● **Aim**
Lines containing the string "total" are to be counted; report only how many there are.

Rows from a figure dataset

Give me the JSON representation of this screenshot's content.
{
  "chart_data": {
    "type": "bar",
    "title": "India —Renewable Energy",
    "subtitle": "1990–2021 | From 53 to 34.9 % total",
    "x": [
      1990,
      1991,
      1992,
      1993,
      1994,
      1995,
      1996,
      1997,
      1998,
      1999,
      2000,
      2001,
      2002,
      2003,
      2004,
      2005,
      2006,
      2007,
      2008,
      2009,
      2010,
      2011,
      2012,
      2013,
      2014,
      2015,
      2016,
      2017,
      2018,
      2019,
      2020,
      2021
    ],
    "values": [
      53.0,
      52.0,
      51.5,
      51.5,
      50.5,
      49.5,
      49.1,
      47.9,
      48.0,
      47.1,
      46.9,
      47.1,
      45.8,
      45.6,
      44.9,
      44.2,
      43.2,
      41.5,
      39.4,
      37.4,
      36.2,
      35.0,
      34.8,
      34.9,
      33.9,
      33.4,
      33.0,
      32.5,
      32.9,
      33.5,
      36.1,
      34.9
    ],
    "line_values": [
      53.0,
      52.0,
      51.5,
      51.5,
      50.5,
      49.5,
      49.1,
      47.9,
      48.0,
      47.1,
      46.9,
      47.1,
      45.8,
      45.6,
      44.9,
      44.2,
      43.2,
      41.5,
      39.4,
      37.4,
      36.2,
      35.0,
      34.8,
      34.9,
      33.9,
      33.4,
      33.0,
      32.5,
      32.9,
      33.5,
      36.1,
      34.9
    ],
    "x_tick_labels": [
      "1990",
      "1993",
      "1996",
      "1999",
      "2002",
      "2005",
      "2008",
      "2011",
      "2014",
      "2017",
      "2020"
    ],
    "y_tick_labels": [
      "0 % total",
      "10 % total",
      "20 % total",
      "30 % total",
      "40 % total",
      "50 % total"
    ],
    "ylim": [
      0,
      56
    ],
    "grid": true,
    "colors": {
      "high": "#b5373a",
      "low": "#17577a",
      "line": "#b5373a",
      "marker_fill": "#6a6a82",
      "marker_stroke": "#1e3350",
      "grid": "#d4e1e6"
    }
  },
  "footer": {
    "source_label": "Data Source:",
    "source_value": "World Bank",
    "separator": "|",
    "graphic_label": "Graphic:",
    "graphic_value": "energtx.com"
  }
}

● **Solution to this problem**
7